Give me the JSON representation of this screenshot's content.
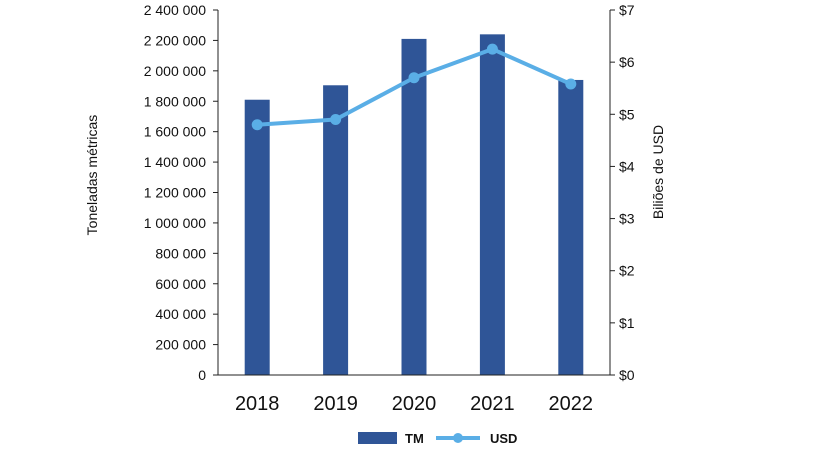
{
  "chart_data": {
    "type": "bar",
    "categories": [
      "2018",
      "2019",
      "2020",
      "2021",
      "2022"
    ],
    "series": [
      {
        "name": "TM",
        "kind": "bar",
        "axis": "left",
        "color": "#2f5597",
        "values": [
          1810000,
          1905000,
          2210000,
          2240000,
          1940000
        ]
      },
      {
        "name": "USD",
        "kind": "line",
        "axis": "right",
        "color": "#5aaee6",
        "values": [
          4.8,
          4.9,
          5.7,
          6.25,
          5.58
        ]
      }
    ],
    "left_axis": {
      "label": "Toneladas métricas",
      "range": [
        0,
        2400000
      ],
      "ticks": [
        {
          "value": 0,
          "label": "0"
        },
        {
          "value": 200000,
          "label": "200 000"
        },
        {
          "value": 400000,
          "label": "400 000"
        },
        {
          "value": 600000,
          "label": "600 000"
        },
        {
          "value": 800000,
          "label": "800 000"
        },
        {
          "value": 1000000,
          "label": "1 000 000"
        },
        {
          "value": 1200000,
          "label": "1 200 000"
        },
        {
          "value": 1400000,
          "label": "1 400 000"
        },
        {
          "value": 1600000,
          "label": "1 600 000"
        },
        {
          "value": 1800000,
          "label": "1 800 000"
        },
        {
          "value": 2000000,
          "label": "2 000 000"
        },
        {
          "value": 2200000,
          "label": "2 200 000"
        },
        {
          "value": 2400000,
          "label": "2 400 000"
        }
      ]
    },
    "right_axis": {
      "label": "Biliões de USD",
      "range": [
        0,
        7
      ],
      "ticks": [
        {
          "value": 0,
          "label": "$0"
        },
        {
          "value": 1,
          "label": "$1"
        },
        {
          "value": 2,
          "label": "$2"
        },
        {
          "value": 3,
          "label": "$3"
        },
        {
          "value": 4,
          "label": "$4"
        },
        {
          "value": 5,
          "label": "$5"
        },
        {
          "value": 6,
          "label": "$6"
        },
        {
          "value": 7,
          "label": "$7"
        }
      ]
    },
    "grid": false,
    "legend": {
      "position": "bottom",
      "items": [
        "TM",
        "USD"
      ]
    }
  }
}
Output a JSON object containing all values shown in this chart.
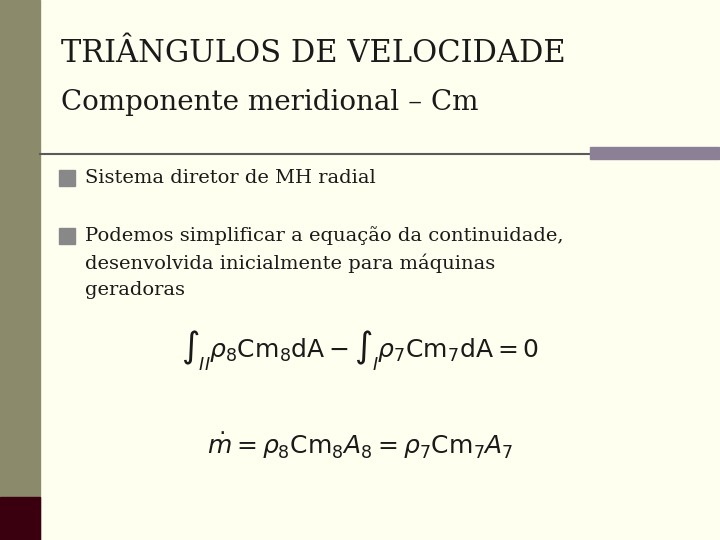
{
  "bg_color": "#FFFFF0",
  "left_bar_color": "#8B8B6B",
  "left_bar_dark": "#3B0010",
  "title_line1": "TRIÂNGULOS DE VELOCIDADE",
  "title_line2": "Componente meridional – Cm",
  "title_color": "#1a1a1a",
  "title_fontsize": 22,
  "subtitle_fontsize": 20,
  "separator_color": "#5a5a5a",
  "bullet_color": "#888888",
  "bullet1": "Sistema diretor de MH radial",
  "bullet2_line1": "Podemos simplificar a equação da continuidade,",
  "bullet2_line2": "desenvolvida inicialmente para máquinas",
  "bullet2_line3": "geradoras",
  "body_fontsize": 14,
  "eq_fontsize": 18,
  "sep_rect_color": "#8B8096"
}
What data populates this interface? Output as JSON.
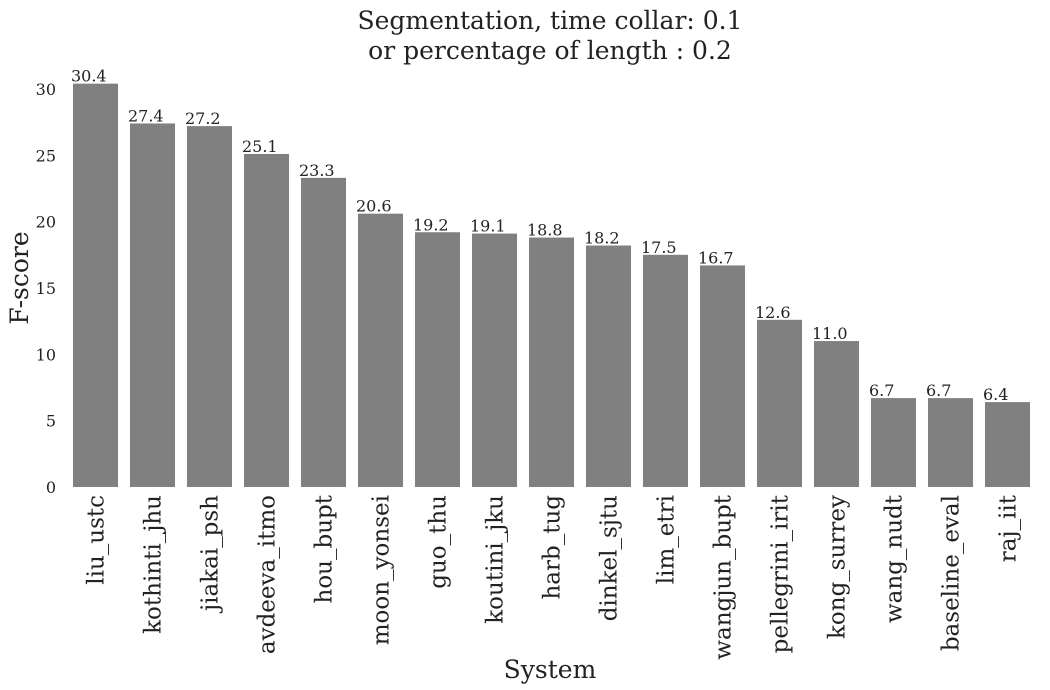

===============

→ **TASK BRIEF**:
Repeat the records above exactly, omitting every picture.

→ **RESULT FOR THIS EXERCISE**:
Give me the JSON representation of this screenshot's content.
{
  "chart_data": {
    "type": "bar",
    "categories": [
      "2018",
      "2019",
      "2020",
      "2021",
      "2022"
    ],
    "series": [
      {
        "name": "TM",
        "kind": "bar",
        "axis": "left",
        "color": "#2f5597",
        "values": [
          1810000,
          1905000,
          2210000,
          2240000,
          1940000
        ]
      },
      {
        "name": "USD",
        "kind": "line",
        "axis": "right",
        "color": "#5aaee6",
        "values": [
          4.8,
          4.9,
          5.7,
          6.25,
          5.58
        ]
      }
    ],
    "left_axis": {
      "label": "Toneladas métricas",
      "range": [
        0,
        2400000
      ],
      "ticks": [
        {
          "value": 0,
          "label": "0"
        },
        {
          "value": 200000,
          "label": "200 000"
        },
        {
          "value": 400000,
          "label": "400 000"
        },
        {
          "value": 600000,
          "label": "600 000"
        },
        {
          "value": 800000,
          "label": "800 000"
        },
        {
          "value": 1000000,
          "label": "1 000 000"
        },
        {
          "value": 1200000,
          "label": "1 200 000"
        },
        {
          "value": 1400000,
          "label": "1 400 000"
        },
        {
          "value": 1600000,
          "label": "1 600 000"
        },
        {
          "value": 1800000,
          "label": "1 800 000"
        },
        {
          "value": 2000000,
          "label": "2 000 000"
        },
        {
          "value": 2200000,
          "label": "2 200 000"
        },
        {
          "value": 2400000,
          "label": "2 400 000"
        }
      ]
    },
    "right_axis": {
      "label": "Biliões de USD",
      "range": [
        0,
        7
      ],
      "ticks": [
        {
          "value": 0,
          "label": "$0"
        },
        {
          "value": 1,
          "label": "$1"
        },
        {
          "value": 2,
          "label": "$2"
        },
        {
          "value": 3,
          "label": "$3"
        },
        {
          "value": 4,
          "label": "$4"
        },
        {
          "value": 5,
          "label": "$5"
        },
        {
          "value": 6,
          "label": "$6"
        },
        {
          "value": 7,
          "label": "$7"
        }
      ]
    },
    "grid": false,
    "legend": {
      "position": "bottom",
      "items": [
        "TM",
        "USD"
      ]
    }
  }
}
Output a JSON object containing all values shown in this chart.
{
  "bg_color": "#FFFFF0",
  "left_bar_color": "#8B8B6B",
  "left_bar_dark": "#3B0010",
  "title_line1": "TRIÂNGULOS DE VELOCIDADE",
  "title_line2": "Componente meridional – Cm",
  "title_color": "#1a1a1a",
  "title_fontsize": 22,
  "subtitle_fontsize": 20,
  "separator_color": "#5a5a5a",
  "bullet_color": "#888888",
  "bullet1": "Sistema diretor de MH radial",
  "bullet2_line1": "Podemos simplificar a equação da continuidade,",
  "bullet2_line2": "desenvolvida inicialmente para máquinas",
  "bullet2_line3": "geradoras",
  "body_fontsize": 14,
  "eq_fontsize": 18,
  "sep_rect_color": "#8B8096"
}
What data populates this interface? Output as JSON.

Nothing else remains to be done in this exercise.